### PROVIDED DATA
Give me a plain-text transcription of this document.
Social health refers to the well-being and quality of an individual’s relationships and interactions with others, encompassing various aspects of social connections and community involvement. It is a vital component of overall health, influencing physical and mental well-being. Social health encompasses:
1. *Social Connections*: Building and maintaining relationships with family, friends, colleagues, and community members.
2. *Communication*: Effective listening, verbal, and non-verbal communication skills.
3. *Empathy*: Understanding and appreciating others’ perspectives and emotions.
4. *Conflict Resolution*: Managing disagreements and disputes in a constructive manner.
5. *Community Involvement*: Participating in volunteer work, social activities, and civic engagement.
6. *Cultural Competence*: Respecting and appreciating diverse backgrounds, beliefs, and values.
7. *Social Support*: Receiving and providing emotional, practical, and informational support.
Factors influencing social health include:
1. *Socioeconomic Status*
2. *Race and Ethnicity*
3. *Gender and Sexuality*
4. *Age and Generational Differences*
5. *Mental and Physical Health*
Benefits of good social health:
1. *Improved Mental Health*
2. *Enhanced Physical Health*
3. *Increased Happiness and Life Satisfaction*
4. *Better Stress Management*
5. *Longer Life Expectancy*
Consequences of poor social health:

### OBJECTIVE
Find every line of the data that holds the string "appreciating", then say how many there are and nothing else.

### EXERCISE SOLUTION
2